> [Exercise description]:
Where a line of the listing below includes the word "there", reproduce that line.

> [Listing]:

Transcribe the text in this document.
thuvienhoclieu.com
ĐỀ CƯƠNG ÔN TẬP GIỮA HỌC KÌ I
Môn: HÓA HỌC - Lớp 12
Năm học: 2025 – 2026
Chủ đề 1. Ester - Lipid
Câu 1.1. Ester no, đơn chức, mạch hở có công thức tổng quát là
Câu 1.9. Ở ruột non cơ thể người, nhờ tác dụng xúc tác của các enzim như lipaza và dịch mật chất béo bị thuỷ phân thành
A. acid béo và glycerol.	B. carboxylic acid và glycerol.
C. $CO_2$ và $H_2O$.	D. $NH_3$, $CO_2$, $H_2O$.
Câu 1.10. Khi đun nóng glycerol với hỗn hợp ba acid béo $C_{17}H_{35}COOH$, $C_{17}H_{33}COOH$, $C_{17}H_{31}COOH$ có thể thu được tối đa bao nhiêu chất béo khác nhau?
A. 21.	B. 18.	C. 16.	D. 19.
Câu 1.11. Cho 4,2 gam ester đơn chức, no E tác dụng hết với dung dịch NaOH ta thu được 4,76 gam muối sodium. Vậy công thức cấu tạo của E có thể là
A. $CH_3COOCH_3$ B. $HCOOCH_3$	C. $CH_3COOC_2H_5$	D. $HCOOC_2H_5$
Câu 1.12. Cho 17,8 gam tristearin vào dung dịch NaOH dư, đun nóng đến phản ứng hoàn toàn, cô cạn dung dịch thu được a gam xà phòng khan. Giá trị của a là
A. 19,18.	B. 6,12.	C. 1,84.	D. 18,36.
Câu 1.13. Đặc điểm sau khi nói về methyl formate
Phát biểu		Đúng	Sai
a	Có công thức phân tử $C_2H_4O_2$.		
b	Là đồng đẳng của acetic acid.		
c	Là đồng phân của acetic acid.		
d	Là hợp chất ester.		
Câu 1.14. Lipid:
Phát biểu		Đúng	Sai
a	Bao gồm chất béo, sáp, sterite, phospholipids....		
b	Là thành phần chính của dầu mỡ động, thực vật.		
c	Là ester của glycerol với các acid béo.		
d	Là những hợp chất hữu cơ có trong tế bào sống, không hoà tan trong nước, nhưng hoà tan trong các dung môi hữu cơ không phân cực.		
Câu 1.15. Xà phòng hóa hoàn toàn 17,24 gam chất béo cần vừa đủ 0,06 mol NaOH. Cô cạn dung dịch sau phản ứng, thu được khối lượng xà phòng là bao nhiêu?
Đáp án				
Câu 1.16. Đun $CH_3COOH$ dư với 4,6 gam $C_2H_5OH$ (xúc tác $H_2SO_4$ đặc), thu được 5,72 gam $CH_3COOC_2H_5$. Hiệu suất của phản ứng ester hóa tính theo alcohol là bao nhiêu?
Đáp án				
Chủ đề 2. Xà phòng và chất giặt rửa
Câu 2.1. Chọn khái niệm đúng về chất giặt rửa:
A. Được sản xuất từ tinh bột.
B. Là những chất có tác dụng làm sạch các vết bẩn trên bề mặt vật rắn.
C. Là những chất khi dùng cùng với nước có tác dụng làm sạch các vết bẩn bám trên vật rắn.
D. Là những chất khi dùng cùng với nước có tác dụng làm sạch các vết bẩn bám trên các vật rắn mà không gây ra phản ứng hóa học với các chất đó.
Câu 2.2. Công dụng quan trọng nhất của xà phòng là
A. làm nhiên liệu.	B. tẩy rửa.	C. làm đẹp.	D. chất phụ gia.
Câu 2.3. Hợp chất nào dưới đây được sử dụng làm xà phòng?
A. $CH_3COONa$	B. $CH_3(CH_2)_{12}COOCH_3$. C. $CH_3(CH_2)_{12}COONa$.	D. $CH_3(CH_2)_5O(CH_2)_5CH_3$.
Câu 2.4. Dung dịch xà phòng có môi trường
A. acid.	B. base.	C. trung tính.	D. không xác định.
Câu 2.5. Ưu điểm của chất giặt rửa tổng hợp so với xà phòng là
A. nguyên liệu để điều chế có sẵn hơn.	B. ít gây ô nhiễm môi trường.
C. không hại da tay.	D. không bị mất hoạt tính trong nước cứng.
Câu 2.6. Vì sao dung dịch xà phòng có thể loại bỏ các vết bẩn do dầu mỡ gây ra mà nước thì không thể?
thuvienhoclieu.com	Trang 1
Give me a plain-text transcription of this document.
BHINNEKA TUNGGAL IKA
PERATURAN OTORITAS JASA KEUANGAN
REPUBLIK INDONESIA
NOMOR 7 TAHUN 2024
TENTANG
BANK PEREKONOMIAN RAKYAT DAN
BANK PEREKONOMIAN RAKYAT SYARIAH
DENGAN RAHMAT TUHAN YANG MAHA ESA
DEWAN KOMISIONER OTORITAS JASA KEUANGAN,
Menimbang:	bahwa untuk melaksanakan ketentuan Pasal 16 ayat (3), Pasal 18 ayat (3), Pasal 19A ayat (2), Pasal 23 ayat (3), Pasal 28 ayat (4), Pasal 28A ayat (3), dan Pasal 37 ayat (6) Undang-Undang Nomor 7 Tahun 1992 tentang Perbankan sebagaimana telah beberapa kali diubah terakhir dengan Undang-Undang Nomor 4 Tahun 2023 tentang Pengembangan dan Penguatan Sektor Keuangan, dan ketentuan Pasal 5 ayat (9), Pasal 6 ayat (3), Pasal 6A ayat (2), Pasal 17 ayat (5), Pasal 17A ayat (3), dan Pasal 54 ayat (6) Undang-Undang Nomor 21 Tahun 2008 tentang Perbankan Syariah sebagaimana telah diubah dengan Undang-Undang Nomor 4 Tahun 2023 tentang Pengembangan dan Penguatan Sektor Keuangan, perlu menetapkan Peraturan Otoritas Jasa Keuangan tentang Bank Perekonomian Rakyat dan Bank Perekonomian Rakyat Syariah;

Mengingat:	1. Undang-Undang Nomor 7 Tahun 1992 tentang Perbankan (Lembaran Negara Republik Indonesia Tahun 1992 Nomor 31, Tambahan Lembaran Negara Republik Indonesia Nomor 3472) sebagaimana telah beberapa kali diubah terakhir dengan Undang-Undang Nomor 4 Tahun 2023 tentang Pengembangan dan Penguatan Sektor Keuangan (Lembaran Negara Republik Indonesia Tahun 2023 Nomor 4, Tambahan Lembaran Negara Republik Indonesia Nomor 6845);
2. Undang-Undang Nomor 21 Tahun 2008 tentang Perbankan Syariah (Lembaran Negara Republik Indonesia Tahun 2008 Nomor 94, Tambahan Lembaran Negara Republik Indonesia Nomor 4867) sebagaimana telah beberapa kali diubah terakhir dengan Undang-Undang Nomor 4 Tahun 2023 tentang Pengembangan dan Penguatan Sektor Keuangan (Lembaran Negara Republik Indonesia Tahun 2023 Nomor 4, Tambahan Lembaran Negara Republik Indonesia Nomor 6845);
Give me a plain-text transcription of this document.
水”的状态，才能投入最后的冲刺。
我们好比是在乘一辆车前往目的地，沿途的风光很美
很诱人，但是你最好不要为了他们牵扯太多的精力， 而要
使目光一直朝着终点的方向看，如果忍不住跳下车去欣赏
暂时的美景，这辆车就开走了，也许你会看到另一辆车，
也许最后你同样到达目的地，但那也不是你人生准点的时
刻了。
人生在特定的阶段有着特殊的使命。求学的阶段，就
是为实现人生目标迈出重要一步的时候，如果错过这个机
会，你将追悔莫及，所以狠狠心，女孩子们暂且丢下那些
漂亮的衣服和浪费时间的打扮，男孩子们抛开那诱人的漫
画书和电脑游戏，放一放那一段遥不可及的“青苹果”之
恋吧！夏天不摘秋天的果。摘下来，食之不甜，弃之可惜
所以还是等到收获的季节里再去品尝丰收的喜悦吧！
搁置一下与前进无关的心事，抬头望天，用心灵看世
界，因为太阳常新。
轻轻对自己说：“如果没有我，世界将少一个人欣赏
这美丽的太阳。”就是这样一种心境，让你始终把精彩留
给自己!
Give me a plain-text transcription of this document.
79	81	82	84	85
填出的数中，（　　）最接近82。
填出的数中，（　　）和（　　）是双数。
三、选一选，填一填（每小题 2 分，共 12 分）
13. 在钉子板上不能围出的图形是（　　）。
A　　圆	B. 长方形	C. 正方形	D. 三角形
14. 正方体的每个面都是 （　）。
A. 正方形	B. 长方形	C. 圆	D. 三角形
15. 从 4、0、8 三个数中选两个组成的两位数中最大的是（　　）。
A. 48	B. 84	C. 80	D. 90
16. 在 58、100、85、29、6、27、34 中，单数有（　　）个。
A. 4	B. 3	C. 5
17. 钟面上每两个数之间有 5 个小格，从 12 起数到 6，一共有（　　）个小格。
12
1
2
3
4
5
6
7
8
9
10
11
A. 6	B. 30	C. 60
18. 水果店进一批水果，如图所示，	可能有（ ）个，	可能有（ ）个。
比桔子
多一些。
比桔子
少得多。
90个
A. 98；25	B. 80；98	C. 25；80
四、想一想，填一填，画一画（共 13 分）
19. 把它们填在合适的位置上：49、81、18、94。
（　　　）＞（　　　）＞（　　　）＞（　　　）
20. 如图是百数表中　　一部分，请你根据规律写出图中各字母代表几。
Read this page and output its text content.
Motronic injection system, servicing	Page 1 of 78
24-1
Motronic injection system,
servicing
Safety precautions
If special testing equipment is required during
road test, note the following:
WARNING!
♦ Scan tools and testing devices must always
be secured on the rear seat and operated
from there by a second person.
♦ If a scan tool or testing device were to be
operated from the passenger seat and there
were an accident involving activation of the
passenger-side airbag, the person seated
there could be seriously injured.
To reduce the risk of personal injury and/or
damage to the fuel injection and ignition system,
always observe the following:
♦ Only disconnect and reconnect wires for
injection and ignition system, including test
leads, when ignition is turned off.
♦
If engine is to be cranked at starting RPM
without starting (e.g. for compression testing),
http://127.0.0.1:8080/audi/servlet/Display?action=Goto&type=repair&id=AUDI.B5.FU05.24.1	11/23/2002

> [Result]:
from there by a second person.
operated from the passenger seat and there
there could be seriously injured.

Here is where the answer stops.